LISTED ENTRIES:
________________
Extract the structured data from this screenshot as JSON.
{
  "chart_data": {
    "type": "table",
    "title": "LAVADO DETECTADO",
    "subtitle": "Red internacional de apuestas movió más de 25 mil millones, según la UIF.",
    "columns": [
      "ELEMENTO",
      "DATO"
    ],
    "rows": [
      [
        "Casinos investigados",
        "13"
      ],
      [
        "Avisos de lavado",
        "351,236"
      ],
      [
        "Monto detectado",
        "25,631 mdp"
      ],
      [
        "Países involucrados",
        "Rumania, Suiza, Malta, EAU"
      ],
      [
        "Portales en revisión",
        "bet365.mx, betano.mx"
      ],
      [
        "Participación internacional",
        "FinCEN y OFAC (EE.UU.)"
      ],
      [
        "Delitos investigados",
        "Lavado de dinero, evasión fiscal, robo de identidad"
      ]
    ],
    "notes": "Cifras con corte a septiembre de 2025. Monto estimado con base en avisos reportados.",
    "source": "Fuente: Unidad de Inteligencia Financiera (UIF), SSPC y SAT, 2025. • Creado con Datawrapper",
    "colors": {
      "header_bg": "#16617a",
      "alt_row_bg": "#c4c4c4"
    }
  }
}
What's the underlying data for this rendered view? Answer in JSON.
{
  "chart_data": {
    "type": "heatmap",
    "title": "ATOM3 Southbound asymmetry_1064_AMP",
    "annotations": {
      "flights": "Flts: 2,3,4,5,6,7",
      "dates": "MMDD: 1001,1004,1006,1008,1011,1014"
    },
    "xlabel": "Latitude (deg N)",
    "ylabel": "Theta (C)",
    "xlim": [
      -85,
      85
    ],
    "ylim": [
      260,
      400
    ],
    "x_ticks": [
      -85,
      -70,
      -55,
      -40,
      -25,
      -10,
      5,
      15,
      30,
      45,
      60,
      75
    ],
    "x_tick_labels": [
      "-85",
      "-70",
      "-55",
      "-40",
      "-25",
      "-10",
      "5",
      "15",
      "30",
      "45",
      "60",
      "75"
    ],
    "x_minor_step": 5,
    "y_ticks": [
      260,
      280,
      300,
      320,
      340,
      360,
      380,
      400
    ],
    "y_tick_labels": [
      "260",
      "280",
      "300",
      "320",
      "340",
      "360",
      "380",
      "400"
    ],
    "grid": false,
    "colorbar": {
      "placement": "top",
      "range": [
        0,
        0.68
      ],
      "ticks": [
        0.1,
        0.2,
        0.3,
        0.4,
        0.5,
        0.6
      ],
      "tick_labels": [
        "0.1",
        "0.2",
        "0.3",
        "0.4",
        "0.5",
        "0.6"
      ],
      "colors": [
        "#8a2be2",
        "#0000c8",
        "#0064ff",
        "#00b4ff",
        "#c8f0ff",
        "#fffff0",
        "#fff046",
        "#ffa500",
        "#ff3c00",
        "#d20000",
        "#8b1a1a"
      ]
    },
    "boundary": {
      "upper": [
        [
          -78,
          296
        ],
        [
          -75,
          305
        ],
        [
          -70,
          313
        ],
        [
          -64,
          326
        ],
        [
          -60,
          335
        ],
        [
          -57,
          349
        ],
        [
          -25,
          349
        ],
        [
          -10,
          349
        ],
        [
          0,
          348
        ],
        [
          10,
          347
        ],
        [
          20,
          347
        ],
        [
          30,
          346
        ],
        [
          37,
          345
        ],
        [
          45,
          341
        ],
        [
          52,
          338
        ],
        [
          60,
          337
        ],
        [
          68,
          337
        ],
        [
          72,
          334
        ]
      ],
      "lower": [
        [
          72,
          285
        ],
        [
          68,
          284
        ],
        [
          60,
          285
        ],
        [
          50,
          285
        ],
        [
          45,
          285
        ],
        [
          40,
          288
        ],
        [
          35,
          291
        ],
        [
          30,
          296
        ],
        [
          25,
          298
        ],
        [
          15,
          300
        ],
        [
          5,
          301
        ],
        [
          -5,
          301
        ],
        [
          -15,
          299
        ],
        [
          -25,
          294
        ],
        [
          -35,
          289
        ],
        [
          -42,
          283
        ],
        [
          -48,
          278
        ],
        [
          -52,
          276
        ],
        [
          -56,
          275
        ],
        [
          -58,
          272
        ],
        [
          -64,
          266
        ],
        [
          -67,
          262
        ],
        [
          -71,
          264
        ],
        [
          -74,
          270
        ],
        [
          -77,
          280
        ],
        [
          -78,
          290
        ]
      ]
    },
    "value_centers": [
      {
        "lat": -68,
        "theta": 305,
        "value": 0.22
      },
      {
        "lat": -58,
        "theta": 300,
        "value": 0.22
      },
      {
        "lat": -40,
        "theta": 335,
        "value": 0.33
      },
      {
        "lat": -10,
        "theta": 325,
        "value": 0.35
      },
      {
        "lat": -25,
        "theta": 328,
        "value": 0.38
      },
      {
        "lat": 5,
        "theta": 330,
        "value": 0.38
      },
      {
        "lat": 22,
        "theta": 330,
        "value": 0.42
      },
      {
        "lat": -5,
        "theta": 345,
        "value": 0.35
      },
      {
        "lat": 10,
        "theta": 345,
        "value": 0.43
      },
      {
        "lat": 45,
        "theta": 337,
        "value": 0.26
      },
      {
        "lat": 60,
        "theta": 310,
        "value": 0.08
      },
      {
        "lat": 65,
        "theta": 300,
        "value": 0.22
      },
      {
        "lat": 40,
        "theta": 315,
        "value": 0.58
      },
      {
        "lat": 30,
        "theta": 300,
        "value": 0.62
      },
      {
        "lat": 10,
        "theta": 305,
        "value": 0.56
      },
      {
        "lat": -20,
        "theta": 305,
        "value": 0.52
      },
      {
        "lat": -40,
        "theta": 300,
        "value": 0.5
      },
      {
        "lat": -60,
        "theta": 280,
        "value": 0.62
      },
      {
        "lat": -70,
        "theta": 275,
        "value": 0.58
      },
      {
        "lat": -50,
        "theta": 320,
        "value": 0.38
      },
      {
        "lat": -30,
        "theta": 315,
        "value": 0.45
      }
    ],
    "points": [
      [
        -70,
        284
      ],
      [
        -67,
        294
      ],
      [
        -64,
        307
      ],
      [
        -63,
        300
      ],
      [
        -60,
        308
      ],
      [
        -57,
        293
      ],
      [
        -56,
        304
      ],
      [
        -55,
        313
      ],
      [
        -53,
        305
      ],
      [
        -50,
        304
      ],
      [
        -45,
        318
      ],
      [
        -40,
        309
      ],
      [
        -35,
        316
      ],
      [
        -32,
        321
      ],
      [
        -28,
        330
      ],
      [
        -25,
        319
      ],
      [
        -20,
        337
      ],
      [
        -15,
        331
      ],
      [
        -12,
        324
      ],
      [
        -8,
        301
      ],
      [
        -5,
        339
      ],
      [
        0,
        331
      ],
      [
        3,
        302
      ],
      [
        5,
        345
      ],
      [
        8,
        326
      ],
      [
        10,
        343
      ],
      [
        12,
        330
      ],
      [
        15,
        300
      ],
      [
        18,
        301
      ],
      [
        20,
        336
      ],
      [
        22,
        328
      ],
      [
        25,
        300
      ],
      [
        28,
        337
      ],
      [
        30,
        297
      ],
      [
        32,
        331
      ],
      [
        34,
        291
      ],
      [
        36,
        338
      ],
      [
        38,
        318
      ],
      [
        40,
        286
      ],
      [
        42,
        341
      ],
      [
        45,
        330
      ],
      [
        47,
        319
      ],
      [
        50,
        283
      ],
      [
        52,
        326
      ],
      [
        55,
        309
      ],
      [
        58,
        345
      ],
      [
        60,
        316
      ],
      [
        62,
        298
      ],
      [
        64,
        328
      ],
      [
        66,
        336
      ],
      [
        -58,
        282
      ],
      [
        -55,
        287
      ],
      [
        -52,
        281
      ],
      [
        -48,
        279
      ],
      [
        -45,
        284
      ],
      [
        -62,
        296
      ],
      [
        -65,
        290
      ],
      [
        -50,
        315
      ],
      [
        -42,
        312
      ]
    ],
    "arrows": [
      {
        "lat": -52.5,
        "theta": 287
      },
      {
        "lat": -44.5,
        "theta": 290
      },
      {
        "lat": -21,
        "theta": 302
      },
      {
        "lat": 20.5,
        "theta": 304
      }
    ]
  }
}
________________
TASK BRIEF:
Copy every line above that holds the word "investigados".

FULL SOLUTION:
        "Casinos investigados",
        "Delitos investigados",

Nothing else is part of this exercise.